[Task to complete] Reproduce the entries below in full, replacing every occurrence of "folder-lock-icon" with "locked-folder-icon" and leaving everything else unchanged.

┄┄┄┄┄┄┄┄┄┄┄┄┄┄┄┄┄┄┄┄

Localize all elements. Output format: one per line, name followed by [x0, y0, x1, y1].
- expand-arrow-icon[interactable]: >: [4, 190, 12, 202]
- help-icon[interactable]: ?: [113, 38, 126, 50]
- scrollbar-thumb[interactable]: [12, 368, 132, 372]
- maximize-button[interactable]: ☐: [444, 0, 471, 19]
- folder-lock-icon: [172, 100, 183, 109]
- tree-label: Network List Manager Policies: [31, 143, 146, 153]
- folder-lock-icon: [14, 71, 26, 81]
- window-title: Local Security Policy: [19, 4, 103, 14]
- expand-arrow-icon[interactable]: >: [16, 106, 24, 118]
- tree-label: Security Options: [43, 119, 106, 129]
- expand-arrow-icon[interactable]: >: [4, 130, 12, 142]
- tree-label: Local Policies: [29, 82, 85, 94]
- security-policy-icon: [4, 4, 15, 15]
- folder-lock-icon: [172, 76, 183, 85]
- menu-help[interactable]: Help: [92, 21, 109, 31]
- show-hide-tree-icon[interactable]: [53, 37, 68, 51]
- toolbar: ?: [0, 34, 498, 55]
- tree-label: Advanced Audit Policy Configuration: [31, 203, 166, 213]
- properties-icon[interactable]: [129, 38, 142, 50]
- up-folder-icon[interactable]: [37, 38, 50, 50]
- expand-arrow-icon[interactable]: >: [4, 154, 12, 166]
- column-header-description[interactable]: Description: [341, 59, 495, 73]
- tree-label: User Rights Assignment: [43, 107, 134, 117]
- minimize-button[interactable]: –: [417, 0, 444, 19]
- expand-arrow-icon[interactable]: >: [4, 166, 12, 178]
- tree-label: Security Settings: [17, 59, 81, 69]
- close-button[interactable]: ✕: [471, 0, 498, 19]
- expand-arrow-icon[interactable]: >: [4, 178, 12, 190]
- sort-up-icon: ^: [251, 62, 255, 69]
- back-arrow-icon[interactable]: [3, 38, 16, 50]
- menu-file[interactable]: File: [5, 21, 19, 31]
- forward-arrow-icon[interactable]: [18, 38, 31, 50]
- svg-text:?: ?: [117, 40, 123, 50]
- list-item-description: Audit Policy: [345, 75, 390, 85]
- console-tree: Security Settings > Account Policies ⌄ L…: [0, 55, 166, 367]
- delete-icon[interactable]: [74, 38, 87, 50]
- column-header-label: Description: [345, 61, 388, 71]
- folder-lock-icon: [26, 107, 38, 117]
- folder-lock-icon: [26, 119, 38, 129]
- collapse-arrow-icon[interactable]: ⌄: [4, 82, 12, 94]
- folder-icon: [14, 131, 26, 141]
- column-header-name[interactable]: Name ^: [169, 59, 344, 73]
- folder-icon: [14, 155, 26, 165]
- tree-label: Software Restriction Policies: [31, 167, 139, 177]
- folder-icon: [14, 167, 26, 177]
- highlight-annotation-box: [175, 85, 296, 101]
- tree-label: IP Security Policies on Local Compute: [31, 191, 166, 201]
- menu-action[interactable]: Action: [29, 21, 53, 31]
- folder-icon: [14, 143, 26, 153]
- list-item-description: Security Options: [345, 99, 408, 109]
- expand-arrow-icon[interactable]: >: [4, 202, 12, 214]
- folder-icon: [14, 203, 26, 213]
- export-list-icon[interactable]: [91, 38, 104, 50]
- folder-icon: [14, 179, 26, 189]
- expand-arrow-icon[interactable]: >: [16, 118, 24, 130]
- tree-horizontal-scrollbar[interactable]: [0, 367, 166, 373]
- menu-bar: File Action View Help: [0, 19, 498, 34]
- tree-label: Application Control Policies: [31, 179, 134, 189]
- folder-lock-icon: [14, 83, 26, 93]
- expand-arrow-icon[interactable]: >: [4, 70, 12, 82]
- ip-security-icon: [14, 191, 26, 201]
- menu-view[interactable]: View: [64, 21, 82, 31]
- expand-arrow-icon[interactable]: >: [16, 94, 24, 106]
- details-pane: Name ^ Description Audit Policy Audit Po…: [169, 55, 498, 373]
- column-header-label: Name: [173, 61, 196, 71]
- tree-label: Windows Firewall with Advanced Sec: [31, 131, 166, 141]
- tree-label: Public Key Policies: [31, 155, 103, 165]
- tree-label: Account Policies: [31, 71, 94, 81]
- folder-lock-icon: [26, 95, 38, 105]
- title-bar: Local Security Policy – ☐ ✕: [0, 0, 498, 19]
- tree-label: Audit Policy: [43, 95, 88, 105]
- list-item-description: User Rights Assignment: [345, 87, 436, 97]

┄┄┄┄┄┄┄┄┄┄┄┄┄┄┄┄┄┄┄┄

[The reply]
Localize all elements. Output format: one per line, name followed by [x0, y0, x1, y1].
- expand-arrow-icon[interactable]: >: [4, 190, 12, 202]
- help-icon[interactable]: ?: [113, 38, 126, 50]
- scrollbar-thumb[interactable]: [12, 368, 132, 372]
- maximize-button[interactable]: ☐: [444, 0, 471, 19]
- locked-folder-icon: [172, 100, 183, 109]
- tree-label: Network List Manager Policies: [31, 143, 146, 153]
- locked-folder-icon: [14, 71, 26, 81]
- window-title: Local Security Policy: [19, 4, 103, 14]
- expand-arrow-icon[interactable]: >: [16, 106, 24, 118]
- tree-label: Security Options: [43, 119, 106, 129]
- expand-arrow-icon[interactable]: >: [4, 130, 12, 142]
- tree-label: Local Policies: [29, 82, 85, 94]
- security-policy-icon: [4, 4, 15, 15]
- locked-folder-icon: [172, 76, 183, 85]
- menu-help[interactable]: Help: [92, 21, 109, 31]
- show-hide-tree-icon[interactable]: [53, 37, 68, 51]
- toolbar: ?: [0, 34, 498, 55]
- tree-label: Advanced Audit Policy Configuration: [31, 203, 166, 213]
- properties-icon[interactable]: [129, 38, 142, 50]
- up-folder-icon[interactable]: [37, 38, 50, 50]
- expand-arrow-icon[interactable]: >: [4, 154, 12, 166]
- column-header-description[interactable]: Description: [341, 59, 495, 73]
- tree-label: User Rights Assignment: [43, 107, 134, 117]
- minimize-button[interactable]: –: [417, 0, 444, 19]
- expand-arrow-icon[interactable]: >: [4, 166, 12, 178]
- tree-label: Security Settings: [17, 59, 81, 69]
- close-button[interactable]: ✕: [471, 0, 498, 19]
- expand-arrow-icon[interactable]: >: [4, 178, 12, 190]
- sort-up-icon: ^: [251, 62, 255, 69]
- back-arrow-icon[interactable]: [3, 38, 16, 50]
- menu-file[interactable]: File: [5, 21, 19, 31]
- forward-arrow-icon[interactable]: [18, 38, 31, 50]
- svg-text:?: ?: [117, 40, 123, 50]
- list-item-description: Audit Policy: [345, 75, 390, 85]
- console-tree: Security Settings > Account Policies ⌄ L…: [0, 55, 166, 367]
- delete-icon[interactable]: [74, 38, 87, 50]
- column-header-label: Description: [345, 61, 388, 71]
- locked-folder-icon: [26, 107, 38, 117]
- locked-folder-icon: [26, 119, 38, 129]
- collapse-arrow-icon[interactable]: ⌄: [4, 82, 12, 94]
- folder-icon: [14, 131, 26, 141]
- column-header-name[interactable]: Name ^: [169, 59, 344, 73]
- folder-icon: [14, 155, 26, 165]
- tree-label: Software Restriction Policies: [31, 167, 139, 177]
- folder-icon: [14, 167, 26, 177]
- highlight-annotation-box: [175, 85, 296, 101]
- tree-label: IP Security Policies on Local Compute: [31, 191, 166, 201]
- menu-action[interactable]: Action: [29, 21, 53, 31]
- folder-icon: [14, 143, 26, 153]
- list-item-description: Security Options: [345, 99, 408, 109]
- expand-arrow-icon[interactable]: >: [4, 202, 12, 214]
- folder-icon: [14, 203, 26, 213]
- export-list-icon[interactable]: [91, 38, 104, 50]
- folder-icon: [14, 179, 26, 189]
- expand-arrow-icon[interactable]: >: [16, 118, 24, 130]
- tree-horizontal-scrollbar[interactable]: [0, 367, 166, 373]
- menu-bar: File Action View Help: [0, 19, 498, 34]
- tree-label: Application Control Policies: [31, 179, 134, 189]
- locked-folder-icon: [14, 83, 26, 93]
- expand-arrow-icon[interactable]: >: [4, 70, 12, 82]
- ip-security-icon: [14, 191, 26, 201]
- menu-view[interactable]: View: [64, 21, 82, 31]
- expand-arrow-icon[interactable]: >: [16, 94, 24, 106]
- details-pane: Name ^ Description Audit Policy Audit Po…: [169, 55, 498, 373]
- column-header-label: Name: [173, 61, 196, 71]
- tree-label: Windows Firewall with Advanced Sec: [31, 131, 166, 141]
- tree-label: Public Key Policies: [31, 155, 103, 165]
- tree-label: Account Policies: [31, 71, 94, 81]
- locked-folder-icon: [26, 95, 38, 105]
- title-bar: Local Security Policy – ☐ ✕: [0, 0, 498, 19]
- tree-label: Audit Policy: [43, 95, 88, 105]
- list-item-description: User Rights Assignment: [345, 87, 436, 97]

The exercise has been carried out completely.